▶ [AIM] Pick out all lines in the listing holding the string "totale" and copy them.

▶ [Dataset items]
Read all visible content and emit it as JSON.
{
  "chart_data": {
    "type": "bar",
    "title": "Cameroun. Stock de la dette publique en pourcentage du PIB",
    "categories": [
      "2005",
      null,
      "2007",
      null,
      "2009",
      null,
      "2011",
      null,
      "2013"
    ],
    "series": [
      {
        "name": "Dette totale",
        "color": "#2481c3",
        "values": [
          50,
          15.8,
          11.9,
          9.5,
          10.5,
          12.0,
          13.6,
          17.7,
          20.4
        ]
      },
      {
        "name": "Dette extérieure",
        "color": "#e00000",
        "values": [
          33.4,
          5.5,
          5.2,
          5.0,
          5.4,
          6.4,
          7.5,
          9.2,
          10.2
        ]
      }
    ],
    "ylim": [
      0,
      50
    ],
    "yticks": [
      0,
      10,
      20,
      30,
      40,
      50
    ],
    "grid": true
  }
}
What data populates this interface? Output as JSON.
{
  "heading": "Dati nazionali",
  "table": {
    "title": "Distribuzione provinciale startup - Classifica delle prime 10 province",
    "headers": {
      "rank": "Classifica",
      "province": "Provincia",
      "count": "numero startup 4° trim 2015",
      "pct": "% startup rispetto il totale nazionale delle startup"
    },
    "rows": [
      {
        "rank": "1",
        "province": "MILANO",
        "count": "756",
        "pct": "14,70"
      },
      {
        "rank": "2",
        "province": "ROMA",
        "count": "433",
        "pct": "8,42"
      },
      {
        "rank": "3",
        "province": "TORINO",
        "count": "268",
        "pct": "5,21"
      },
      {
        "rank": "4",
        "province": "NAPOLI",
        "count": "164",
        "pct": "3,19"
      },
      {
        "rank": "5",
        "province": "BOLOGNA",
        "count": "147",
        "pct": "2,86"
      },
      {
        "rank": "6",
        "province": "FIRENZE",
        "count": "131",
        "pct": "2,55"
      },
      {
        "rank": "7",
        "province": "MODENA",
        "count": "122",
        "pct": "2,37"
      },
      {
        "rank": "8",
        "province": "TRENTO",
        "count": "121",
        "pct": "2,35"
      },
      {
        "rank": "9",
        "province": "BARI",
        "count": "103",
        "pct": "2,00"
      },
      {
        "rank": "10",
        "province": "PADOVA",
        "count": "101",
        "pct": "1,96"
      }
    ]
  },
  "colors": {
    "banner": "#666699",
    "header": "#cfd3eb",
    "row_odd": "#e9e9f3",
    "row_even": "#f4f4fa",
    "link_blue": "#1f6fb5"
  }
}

▶ [TASK ANSWER]
        "name": "Dette totale",
      "pct": "% startup rispetto il totale nazionale delle startup"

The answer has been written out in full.